**AIM**.
Can the data below be set down again exactly, line for line?

##### PROVIDED DATA #####

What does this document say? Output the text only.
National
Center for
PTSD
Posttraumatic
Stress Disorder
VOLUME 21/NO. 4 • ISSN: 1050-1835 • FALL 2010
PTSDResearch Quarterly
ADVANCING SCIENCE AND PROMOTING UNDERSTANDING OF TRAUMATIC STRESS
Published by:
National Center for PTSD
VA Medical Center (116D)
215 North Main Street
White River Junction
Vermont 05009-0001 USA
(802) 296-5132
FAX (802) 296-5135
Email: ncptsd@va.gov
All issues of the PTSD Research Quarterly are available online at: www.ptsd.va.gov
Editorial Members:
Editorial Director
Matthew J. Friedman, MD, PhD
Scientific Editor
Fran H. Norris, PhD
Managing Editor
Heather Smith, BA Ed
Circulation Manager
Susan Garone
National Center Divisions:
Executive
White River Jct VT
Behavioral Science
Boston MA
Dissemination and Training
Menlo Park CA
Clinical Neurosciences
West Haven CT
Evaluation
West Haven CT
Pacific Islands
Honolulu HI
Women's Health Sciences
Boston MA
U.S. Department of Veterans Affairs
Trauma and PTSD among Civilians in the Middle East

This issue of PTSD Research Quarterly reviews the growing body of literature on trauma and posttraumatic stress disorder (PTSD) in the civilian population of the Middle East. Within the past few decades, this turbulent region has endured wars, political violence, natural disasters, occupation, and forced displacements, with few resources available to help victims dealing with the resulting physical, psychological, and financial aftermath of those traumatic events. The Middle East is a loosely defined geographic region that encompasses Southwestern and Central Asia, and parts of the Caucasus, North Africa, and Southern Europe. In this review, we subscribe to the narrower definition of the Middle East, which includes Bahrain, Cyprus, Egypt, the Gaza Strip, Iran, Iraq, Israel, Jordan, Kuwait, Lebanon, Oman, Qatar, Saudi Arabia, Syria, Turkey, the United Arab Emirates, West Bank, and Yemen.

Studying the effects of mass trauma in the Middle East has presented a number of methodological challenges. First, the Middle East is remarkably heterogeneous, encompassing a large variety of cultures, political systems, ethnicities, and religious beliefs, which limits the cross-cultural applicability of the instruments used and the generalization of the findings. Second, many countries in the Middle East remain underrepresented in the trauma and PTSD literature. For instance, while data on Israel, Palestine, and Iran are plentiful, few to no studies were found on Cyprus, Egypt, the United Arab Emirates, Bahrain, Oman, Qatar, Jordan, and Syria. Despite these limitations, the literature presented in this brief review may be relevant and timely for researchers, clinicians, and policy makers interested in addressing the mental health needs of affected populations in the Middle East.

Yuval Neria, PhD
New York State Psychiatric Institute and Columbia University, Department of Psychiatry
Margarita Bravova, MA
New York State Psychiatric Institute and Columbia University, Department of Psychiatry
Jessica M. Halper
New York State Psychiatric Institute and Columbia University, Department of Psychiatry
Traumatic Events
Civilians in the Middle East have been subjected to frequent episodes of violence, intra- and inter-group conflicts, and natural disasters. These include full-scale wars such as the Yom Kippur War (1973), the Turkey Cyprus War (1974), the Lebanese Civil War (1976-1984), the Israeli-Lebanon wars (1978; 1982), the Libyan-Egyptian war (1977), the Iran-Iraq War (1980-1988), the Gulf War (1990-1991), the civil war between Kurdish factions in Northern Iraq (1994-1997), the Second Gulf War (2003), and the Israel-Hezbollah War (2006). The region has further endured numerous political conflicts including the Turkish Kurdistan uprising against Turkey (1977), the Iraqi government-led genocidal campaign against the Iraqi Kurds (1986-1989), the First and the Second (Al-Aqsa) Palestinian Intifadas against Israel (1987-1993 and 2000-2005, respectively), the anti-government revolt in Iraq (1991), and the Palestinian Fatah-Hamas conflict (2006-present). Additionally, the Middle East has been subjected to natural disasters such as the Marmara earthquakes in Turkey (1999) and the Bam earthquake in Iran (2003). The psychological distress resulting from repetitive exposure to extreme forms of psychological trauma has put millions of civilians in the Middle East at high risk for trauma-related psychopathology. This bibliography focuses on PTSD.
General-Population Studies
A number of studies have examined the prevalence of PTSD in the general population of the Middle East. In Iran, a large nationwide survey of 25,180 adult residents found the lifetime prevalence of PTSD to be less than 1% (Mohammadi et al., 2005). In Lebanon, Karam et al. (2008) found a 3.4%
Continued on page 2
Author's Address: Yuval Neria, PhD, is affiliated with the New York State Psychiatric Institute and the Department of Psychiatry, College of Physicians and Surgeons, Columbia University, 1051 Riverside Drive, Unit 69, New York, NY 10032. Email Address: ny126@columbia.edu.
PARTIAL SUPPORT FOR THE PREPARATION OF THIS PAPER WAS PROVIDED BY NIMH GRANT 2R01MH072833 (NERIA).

#####

**FULL SOLUTION**.
What does this document say? Output the text only.
National
Center for
PTSD
Posttraumatic
Stress Disorder
VOLUME 21/NO. 4 • ISSN: 1050-1835 • FALL 2010
PTSDResearch Quarterly
ADVANCING SCIENCE AND PROMOTING UNDERSTANDING OF TRAUMATIC STRESS
Published by:
National Center for PTSD
VA Medical Center (116D)
215 North Main Street
White River Junction
Vermont 05009-0001 USA
(802) 296-5132
FAX (802) 296-5135
Email: ncptsd@va.gov
All issues of the PTSD Research Quarterly are available online at: www.ptsd.va.gov
Editorial Members:
Editorial Director
Matthew J. Friedman, MD, PhD
Scientific Editor
Fran H. Norris, PhD
Managing Editor
Heather Smith, BA Ed
Circulation Manager
Susan Garone
National Center Divisions:
Executive
White River Jct VT
Behavioral Science
Boston MA
Dissemination and Training
Menlo Park CA
Clinical Neurosciences
West Haven CT
Evaluation
West Haven CT
Pacific Islands
Honolulu HI
Women's Health Sciences
Boston MA
U.S. Department of Veterans Affairs
Trauma and PTSD among Civilians in the Middle East

This issue of PTSD Research Quarterly reviews the growing body of literature on trauma and posttraumatic stress disorder (PTSD) in the civilian population of the Middle East. Within the past few decades, this turbulent region has endured wars, political violence, natural disasters, occupation, and forced displacements, with few resources available to help victims dealing with the resulting physical, psychological, and financial aftermath of those traumatic events. The Middle East is a loosely defined geographic region that encompasses Southwestern and Central Asia, and parts of the Caucasus, North Africa, and Southern Europe. In this review, we subscribe to the narrower definition of the Middle East, which includes Bahrain, Cyprus, Egypt, the Gaza Strip, Iran, Iraq, Israel, Jordan, Kuwait, Lebanon, Oman, Qatar, Saudi Arabia, Syria, Turkey, the United Arab Emirates, West Bank, and Yemen.

Studying the effects of mass trauma in the Middle East has presented a number of methodological challenges. First, the Middle East is remarkably heterogeneous, encompassing a large variety of cultures, political systems, ethnicities, and religious beliefs, which limits the cross-cultural applicability of the instruments used and the generalization of the findings. Second, many countries in the Middle East remain underrepresented in the trauma and PTSD literature. For instance, while data on Israel, Palestine, and Iran are plentiful, few to no studies were found on Cyprus, Egypt, the United Arab Emirates, Bahrain, Oman, Qatar, Jordan, and Syria. Despite these limitations, the literature presented in this brief review may be relevant and timely for researchers, clinicians, and policy makers interested in addressing the mental health needs of affected populations in the Middle East.

Yuval Neria, PhD
New York State Psychiatric Institute and Columbia University, Department of Psychiatry
Margarita Bravova, MA
New York State Psychiatric Institute and Columbia University, Department of Psychiatry
Jessica M. Halper
New York State Psychiatric Institute and Columbia University, Department of Psychiatry
Traumatic Events
Civilians in the Middle East have been subjected to frequent episodes of violence, intra- and inter-group conflicts, and natural disasters. These include full-scale wars such as the Yom Kippur War (1973), the Turkey Cyprus War (1974), the Lebanese Civil War (1976-1984), the Israeli-Lebanon wars (1978; 1982), the Libyan-Egyptian war (1977), the Iran-Iraq War (1980-1988), the Gulf War (1990-1991), the civil war between Kurdish factions in Northern Iraq (1994-1997), the Second Gulf War (2003), and the Israel-Hezbollah War (2006). The region has further endured numerous political conflicts including the Turkish Kurdistan uprising against Turkey (1977), the Iraqi government-led genocidal campaign against the Iraqi Kurds (1986-1989), the First and the Second (Al-Aqsa) Palestinian Intifadas against Israel (1987-1993 and 2000-2005, respectively), the anti-government revolt in Iraq (1991), and the Palestinian Fatah-Hamas conflict (2006-present). Additionally, the Middle East has been subjected to natural disasters such as the Marmara earthquakes in Turkey (1999) and the Bam earthquake in Iran (2003). The psychological distress resulting from repetitive exposure to extreme forms of psychological trauma has put millions of civilians in the Middle East at high risk for trauma-related psychopathology. This bibliography focuses on PTSD.
General-Population Studies
A number of studies have examined the prevalence of PTSD in the general population of the Middle East. In Iran, a large nationwide survey of 25,180 adult residents found the lifetime prevalence of PTSD to be less than 1% (Mohammadi et al., 2005). In Lebanon, Karam et al. (2008) found a 3.4%
Continued on page 2
Author's Address: Yuval Neria, PhD, is affiliated with the New York State Psychiatric Institute and the Department of Psychiatry, College of Physicians and Surgeons, Columbia University, 1051 Riverside Drive, Unit 69, New York, NY 10032. Email Address: ny126@columbia.edu.
PARTIAL SUPPORT FOR THE PREPARATION OF THIS PAPER WAS PROVIDED BY NIMH GRANT 2R01MH072833 (NERIA).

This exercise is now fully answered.